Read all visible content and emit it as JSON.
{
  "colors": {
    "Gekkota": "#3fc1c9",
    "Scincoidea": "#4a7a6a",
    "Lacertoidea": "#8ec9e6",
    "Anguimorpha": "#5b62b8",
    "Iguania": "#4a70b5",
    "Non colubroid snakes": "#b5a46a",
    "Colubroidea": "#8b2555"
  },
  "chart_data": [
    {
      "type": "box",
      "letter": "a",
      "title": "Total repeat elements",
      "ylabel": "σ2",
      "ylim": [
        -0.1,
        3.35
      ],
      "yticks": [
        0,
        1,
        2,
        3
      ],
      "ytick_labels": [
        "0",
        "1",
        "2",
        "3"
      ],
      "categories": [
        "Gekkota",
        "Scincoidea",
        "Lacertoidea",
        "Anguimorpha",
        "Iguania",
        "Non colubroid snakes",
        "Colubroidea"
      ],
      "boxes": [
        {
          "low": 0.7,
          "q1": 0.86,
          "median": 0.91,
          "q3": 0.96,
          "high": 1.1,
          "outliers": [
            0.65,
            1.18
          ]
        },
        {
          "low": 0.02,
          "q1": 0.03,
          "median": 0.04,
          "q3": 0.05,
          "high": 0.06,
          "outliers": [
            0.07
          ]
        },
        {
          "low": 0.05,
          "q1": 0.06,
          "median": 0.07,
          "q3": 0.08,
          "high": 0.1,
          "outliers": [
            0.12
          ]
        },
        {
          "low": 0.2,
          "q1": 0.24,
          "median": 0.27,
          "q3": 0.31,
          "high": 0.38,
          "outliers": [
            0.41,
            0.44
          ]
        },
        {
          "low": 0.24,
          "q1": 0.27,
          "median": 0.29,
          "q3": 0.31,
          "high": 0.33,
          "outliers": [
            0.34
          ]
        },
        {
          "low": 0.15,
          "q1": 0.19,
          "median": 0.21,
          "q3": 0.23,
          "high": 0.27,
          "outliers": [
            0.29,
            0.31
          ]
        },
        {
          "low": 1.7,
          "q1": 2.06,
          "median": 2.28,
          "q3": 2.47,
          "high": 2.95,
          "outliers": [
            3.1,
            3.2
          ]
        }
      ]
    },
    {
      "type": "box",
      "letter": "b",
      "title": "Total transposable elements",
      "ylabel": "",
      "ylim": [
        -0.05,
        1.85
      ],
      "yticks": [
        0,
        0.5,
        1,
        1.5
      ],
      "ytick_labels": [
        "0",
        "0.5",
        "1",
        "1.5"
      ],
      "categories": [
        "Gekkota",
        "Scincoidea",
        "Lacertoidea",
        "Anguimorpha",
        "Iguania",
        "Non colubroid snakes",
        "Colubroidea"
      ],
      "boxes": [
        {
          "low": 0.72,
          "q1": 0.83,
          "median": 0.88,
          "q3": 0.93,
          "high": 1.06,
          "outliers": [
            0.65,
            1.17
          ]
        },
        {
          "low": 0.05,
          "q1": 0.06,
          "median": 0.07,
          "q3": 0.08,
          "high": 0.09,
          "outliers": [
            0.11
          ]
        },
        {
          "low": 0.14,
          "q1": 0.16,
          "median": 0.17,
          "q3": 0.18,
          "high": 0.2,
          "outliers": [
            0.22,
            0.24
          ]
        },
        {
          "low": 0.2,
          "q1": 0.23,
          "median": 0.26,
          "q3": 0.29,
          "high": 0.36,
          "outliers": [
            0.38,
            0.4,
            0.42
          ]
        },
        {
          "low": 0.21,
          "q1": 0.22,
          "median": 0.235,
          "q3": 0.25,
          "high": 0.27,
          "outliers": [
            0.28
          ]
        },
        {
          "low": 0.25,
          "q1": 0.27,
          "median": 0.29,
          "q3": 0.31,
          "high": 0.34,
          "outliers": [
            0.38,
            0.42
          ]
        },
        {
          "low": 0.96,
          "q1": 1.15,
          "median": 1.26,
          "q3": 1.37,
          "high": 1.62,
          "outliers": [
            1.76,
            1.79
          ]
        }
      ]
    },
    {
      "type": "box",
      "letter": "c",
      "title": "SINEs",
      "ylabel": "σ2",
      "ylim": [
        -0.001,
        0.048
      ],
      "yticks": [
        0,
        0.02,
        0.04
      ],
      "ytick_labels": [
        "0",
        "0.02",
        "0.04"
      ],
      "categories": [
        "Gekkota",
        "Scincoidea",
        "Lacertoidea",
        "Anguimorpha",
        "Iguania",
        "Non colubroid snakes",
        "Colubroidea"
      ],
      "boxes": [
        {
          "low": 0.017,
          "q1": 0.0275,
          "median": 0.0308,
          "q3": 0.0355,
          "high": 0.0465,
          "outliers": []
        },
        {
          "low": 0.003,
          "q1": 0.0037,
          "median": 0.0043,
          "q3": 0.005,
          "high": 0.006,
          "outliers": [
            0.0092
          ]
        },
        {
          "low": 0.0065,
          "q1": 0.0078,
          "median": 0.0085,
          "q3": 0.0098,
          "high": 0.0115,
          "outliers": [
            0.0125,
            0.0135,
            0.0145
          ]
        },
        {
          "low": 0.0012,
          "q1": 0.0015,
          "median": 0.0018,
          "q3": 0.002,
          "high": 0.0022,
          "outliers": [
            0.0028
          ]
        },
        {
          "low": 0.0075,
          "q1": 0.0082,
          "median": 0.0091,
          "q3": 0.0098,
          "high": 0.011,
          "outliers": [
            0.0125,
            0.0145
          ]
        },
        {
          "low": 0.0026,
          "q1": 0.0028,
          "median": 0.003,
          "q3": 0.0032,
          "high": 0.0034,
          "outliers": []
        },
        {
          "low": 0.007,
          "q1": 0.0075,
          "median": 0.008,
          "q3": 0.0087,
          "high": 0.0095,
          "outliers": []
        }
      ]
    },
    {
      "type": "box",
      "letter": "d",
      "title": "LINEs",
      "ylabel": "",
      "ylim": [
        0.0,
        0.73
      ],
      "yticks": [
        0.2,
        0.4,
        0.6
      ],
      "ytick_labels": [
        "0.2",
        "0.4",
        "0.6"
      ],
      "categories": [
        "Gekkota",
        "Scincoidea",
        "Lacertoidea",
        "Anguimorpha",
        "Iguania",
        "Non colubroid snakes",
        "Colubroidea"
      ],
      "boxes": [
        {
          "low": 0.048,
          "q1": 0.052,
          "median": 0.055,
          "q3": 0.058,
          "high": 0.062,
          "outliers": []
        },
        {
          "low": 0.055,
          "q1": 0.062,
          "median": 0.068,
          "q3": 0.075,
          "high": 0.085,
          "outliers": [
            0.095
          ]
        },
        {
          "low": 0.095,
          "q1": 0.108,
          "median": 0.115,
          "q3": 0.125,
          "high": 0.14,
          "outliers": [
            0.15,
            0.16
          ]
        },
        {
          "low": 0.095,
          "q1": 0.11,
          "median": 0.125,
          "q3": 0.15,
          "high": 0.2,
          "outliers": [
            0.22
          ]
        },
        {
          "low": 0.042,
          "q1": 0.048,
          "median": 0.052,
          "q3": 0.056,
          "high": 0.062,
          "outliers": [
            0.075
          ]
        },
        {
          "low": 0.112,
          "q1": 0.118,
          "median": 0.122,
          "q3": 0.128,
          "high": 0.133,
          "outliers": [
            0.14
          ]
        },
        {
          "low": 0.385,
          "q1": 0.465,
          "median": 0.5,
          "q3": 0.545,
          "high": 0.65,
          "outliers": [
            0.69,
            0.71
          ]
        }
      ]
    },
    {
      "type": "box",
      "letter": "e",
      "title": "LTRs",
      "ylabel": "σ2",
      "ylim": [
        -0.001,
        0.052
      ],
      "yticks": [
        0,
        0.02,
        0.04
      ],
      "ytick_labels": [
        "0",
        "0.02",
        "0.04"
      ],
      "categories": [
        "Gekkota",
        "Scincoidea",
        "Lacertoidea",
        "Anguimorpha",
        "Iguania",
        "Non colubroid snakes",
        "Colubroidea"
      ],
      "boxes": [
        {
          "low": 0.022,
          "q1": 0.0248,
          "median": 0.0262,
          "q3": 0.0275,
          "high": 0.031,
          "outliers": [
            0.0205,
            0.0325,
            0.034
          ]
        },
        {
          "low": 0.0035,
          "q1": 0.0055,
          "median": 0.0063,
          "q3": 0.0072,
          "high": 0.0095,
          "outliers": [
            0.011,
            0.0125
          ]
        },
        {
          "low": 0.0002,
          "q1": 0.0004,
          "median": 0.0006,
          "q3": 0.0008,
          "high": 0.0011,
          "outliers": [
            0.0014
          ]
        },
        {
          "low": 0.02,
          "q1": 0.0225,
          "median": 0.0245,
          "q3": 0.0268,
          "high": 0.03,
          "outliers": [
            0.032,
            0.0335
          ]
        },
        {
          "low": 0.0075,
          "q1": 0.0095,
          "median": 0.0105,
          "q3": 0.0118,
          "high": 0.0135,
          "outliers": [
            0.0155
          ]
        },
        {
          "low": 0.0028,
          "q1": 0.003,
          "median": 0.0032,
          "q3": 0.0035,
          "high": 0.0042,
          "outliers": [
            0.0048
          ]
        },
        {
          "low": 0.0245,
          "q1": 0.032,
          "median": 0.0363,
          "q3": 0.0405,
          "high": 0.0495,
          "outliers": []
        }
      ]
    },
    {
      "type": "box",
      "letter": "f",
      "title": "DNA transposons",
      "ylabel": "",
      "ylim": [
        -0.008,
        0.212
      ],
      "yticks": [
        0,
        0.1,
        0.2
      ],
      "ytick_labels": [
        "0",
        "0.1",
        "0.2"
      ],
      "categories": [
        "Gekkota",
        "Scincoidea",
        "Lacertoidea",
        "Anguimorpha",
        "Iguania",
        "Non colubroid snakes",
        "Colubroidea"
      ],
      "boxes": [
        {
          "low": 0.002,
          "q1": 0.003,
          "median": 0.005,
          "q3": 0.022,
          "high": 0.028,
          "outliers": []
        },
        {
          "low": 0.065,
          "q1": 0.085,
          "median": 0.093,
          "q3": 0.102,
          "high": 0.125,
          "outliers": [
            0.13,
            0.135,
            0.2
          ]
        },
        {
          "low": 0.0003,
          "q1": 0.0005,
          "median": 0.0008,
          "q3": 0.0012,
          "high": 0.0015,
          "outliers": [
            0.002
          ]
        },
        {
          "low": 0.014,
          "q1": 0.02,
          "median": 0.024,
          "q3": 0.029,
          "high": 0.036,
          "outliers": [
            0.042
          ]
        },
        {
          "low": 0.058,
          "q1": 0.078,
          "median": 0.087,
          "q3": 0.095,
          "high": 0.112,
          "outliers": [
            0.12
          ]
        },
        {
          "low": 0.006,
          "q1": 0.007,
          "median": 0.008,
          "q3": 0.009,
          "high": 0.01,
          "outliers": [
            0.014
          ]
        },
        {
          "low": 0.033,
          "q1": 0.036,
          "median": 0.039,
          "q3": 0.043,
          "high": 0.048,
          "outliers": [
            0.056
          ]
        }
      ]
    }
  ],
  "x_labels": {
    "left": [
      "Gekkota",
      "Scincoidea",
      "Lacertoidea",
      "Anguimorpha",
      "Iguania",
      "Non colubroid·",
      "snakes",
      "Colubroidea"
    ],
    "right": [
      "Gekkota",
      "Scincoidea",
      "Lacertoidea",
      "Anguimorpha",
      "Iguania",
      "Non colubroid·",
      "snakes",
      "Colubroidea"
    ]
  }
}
====
Task:
In the records, locate each line holding the string "letter" and copy it.

Answer in full:
      "letter": "a",
      "letter": "b",
      "letter": "c",
      "letter": "d",
      "letter": "e",
      "letter": "f",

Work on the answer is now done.